**WHAT YOU WILL DO:** Output, word for word, the lines of the material below, starting with the line that contains "x-tick-label: 100 — [523, 504, 548, 515]" and going on through the line that contains "x-tick-label: 20 — [167, 504, 183, 515]". Include both of those lines.

[A run of records]
*****

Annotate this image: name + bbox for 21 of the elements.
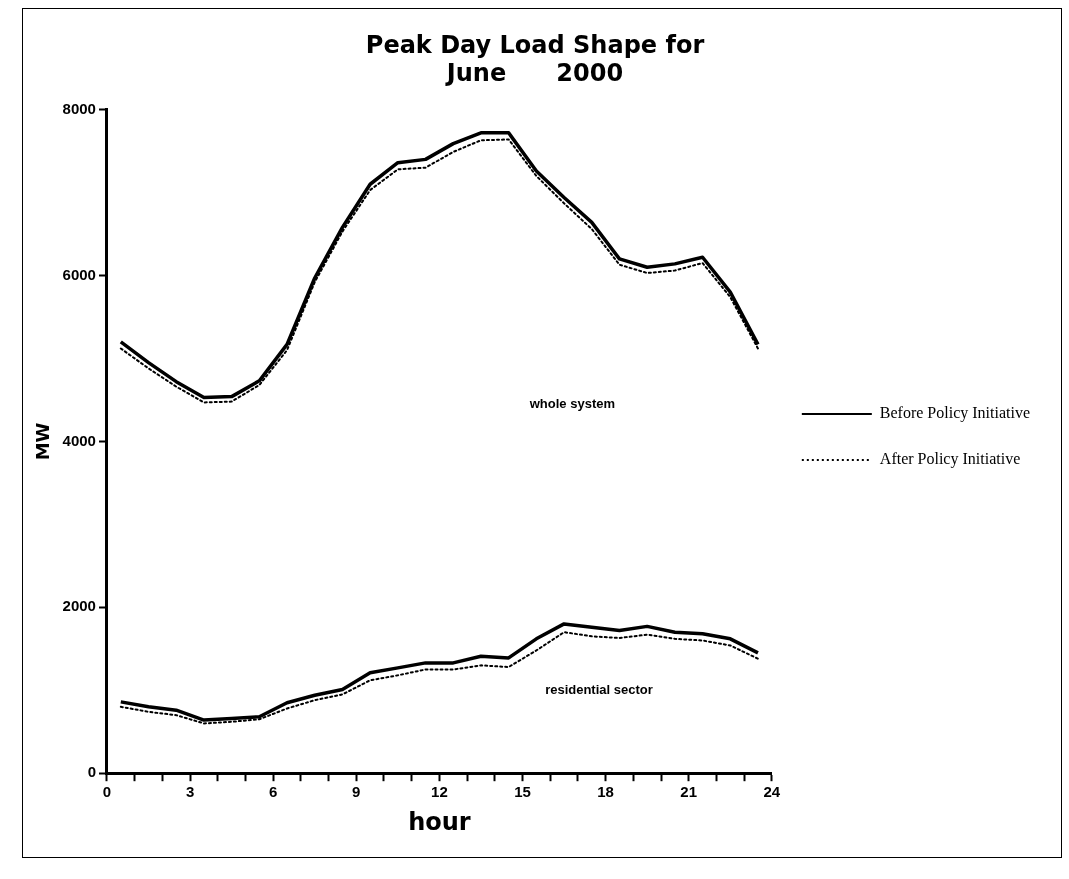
x-tick-label: 24 <box>763 783 781 801</box>
x-tick-label: 3 <box>185 783 195 801</box>
x-tick-label: 9 <box>352 783 361 801</box>
x-axis-title: hour <box>408 807 471 836</box>
y-tick-label: 8000 <box>62 99 96 117</box>
x-tick-label: 21 <box>680 783 698 801</box>
y-tick-label: 0 <box>87 763 96 781</box>
legend-label: After Policy Initiative <box>879 450 1021 469</box>
y-tick-label: 2000 <box>62 597 96 615</box>
annotation: residential sector <box>545 681 653 697</box>
x-tick-label: 15 <box>514 783 531 801</box>
x-tick-label: 0 <box>102 783 112 801</box>
y-axis-title: MW <box>32 422 54 461</box>
x-tick-label: 6 <box>269 783 278 801</box>
chart-title: Peak Day Load Shape for June 2000 <box>365 30 705 88</box>
x-tick-label: 12 <box>431 783 448 801</box>
legend-label: Before Policy Initiative <box>879 404 1031 423</box>
y-tick-label: 6000 <box>62 265 96 283</box>
annotation: whole system <box>528 396 615 412</box>
x-tick-label: 18 <box>597 783 614 801</box>
y-tick-label: 4000 <box>62 431 96 449</box>
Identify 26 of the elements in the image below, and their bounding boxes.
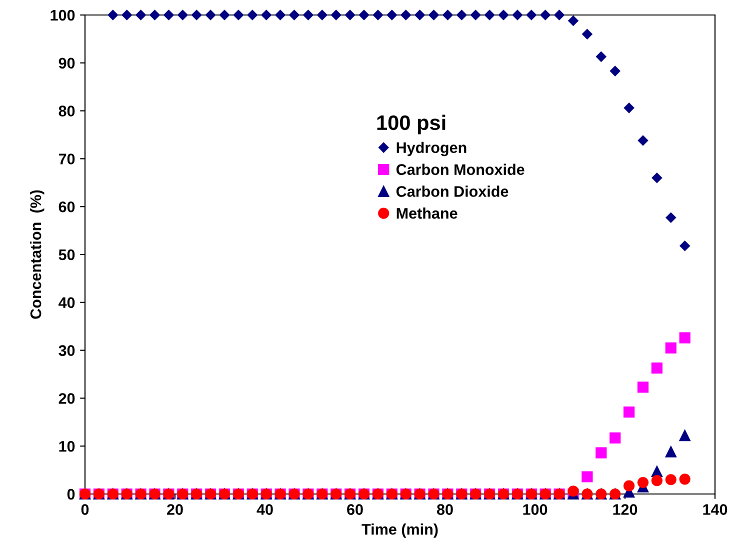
x-tick-label: 100 — [523, 504, 548, 515]
x-tick-label: 140 — [703, 504, 728, 515]
legend-label: Hydrogen — [396, 142, 466, 156]
y-tick-label: 90 — [58, 58, 75, 69]
x-tick-label: 0 — [81, 504, 89, 515]
y-axis-title: Concentation (%) — [30, 190, 44, 319]
x-tick-label: 20 — [167, 504, 183, 515]
y-tick-label: 70 — [58, 154, 75, 164]
y-tick-label: 30 — [58, 345, 75, 356]
x-axis-title: Time (min) — [362, 524, 438, 538]
y-tick-label: 40 — [58, 297, 75, 308]
y-tick-label: 50 — [58, 249, 75, 260]
legend-title: 100 psi — [377, 114, 446, 134]
x-tick-label: 80 — [436, 504, 453, 515]
y-tick-label: 80 — [58, 106, 75, 116]
y-tick-label: 20 — [58, 393, 75, 404]
legend-label: Methane — [396, 208, 458, 219]
x-tick-label: 60 — [347, 504, 363, 515]
legend-label: Carbon Monoxide — [396, 164, 524, 176]
legend-label: Carbon Dioxide — [396, 186, 508, 197]
y-tick-label: 100 — [50, 10, 75, 21]
y-tick-label: 0 — [67, 488, 75, 500]
x-tick-label: 40 — [256, 504, 273, 515]
y-tick-label: 10 — [59, 440, 75, 452]
x-tick-label: 120 — [613, 504, 638, 515]
y-tick-label: 60 — [58, 201, 75, 212]
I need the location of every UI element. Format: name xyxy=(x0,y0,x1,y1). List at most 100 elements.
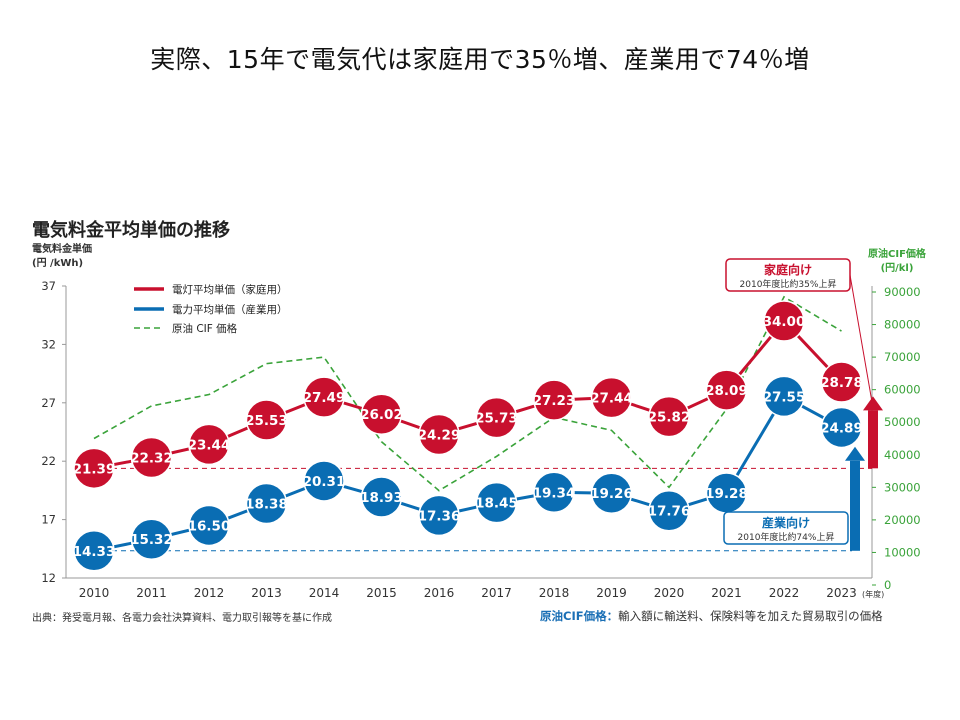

*****

**SOLVED EXERCISE:**
x-tick-label: 100 — [523, 504, 548, 515]
x-tick-label: 140 — [703, 504, 728, 515]
legend-label: Hydrogen — [396, 142, 466, 156]
y-tick-label: 90 — [58, 58, 75, 69]
x-tick-label: 0 — [81, 504, 89, 515]
y-axis-title: Concentation (%) — [30, 190, 44, 319]
x-tick-label: 20 — [167, 504, 183, 515]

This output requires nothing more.